----- Source records -----

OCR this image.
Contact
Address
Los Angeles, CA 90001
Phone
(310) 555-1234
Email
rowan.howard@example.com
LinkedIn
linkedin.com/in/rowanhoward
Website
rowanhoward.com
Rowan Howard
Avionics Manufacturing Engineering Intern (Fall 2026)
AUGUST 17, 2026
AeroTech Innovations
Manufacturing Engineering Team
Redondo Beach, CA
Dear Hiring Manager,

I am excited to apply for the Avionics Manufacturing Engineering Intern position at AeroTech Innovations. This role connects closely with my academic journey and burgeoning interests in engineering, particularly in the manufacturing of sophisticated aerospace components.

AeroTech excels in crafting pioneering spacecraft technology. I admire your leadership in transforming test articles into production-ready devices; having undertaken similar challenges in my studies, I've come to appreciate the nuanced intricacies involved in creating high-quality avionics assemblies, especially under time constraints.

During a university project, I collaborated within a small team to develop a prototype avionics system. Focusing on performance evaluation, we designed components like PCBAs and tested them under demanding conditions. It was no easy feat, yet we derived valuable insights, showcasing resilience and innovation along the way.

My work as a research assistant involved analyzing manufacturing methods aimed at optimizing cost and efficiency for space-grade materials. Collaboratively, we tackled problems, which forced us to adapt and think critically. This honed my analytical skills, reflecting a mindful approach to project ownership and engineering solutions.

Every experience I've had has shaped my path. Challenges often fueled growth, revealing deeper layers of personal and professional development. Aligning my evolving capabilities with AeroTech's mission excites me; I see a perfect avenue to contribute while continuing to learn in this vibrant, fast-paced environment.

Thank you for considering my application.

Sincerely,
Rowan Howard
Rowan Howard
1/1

-----

> [Requirement]: Return each line of the data exactly as written above.

> [Correct response]:
OCR this image.
Contact
Address
Los Angeles, CA 90001
Phone
(310) 555-1234
Email
rowan.howard@example.com
LinkedIn
linkedin.com/in/rowanhoward
Website
rowanhoward.com
Rowan Howard
Avionics Manufacturing Engineering Intern (Fall 2026)
AUGUST 17, 2026
AeroTech Innovations
Manufacturing Engineering Team
Redondo Beach, CA
Dear Hiring Manager,

I am excited to apply for the Avionics Manufacturing Engineering Intern position at AeroTech Innovations. This role connects closely with my academic journey and burgeoning interests in engineering, particularly in the manufacturing of sophisticated aerospace components.

AeroTech excels in crafting pioneering spacecraft technology. I admire your leadership in transforming test articles into production-ready devices; having undertaken similar challenges in my studies, I've come to appreciate the nuanced intricacies involved in creating high-quality avionics assemblies, especially under time constraints.

During a university project, I collaborated within a small team to develop a prototype avionics system. Focusing on performance evaluation, we designed components like PCBAs and tested them under demanding conditions. It was no easy feat, yet we derived valuable insights, showcasing resilience and innovation along the way.

My work as a research assistant involved analyzing manufacturing methods aimed at optimizing cost and efficiency for space-grade materials. Collaboratively, we tackled problems, which forced us to adapt and think critically. This honed my analytical skills, reflecting a mindful approach to project ownership and engineering solutions.

Every experience I've had has shaped my path. Challenges often fueled growth, revealing deeper layers of personal and professional development. Aligning my evolving capabilities with AeroTech's mission excites me; I see a perfect avenue to contribute while continuing to learn in this vibrant, fast-paced environment.

Thank you for considering my application.

Sincerely,
Rowan Howard
Rowan Howard
1/1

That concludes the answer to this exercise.